# Task requirements
Report every line below that holds the word "Сообщить".

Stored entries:
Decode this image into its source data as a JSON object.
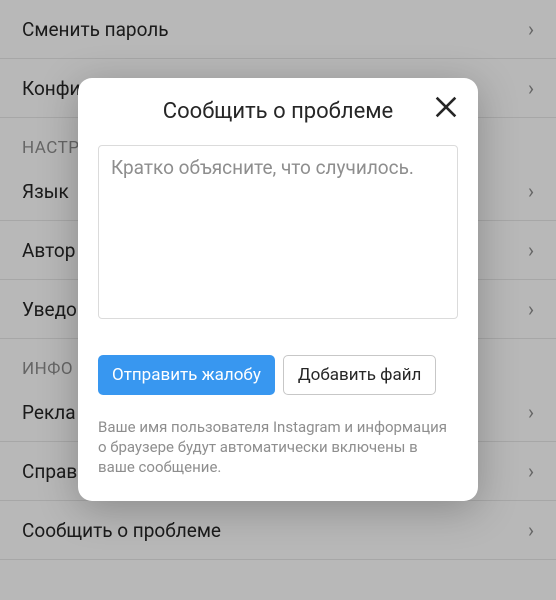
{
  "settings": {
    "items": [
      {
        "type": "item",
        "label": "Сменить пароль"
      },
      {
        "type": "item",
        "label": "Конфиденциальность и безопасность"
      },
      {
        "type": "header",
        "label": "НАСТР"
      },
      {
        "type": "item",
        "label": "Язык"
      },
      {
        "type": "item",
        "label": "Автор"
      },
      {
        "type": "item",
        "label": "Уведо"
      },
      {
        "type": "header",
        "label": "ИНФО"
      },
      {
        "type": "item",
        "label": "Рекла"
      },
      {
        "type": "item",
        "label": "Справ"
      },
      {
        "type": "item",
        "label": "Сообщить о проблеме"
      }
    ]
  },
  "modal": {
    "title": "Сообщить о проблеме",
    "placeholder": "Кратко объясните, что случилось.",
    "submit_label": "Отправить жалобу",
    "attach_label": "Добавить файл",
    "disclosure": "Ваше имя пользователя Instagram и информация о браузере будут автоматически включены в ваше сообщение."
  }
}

# Result of the task
        "label": "Сообщить о проблеме"
    "title": "Сообщить о проблеме",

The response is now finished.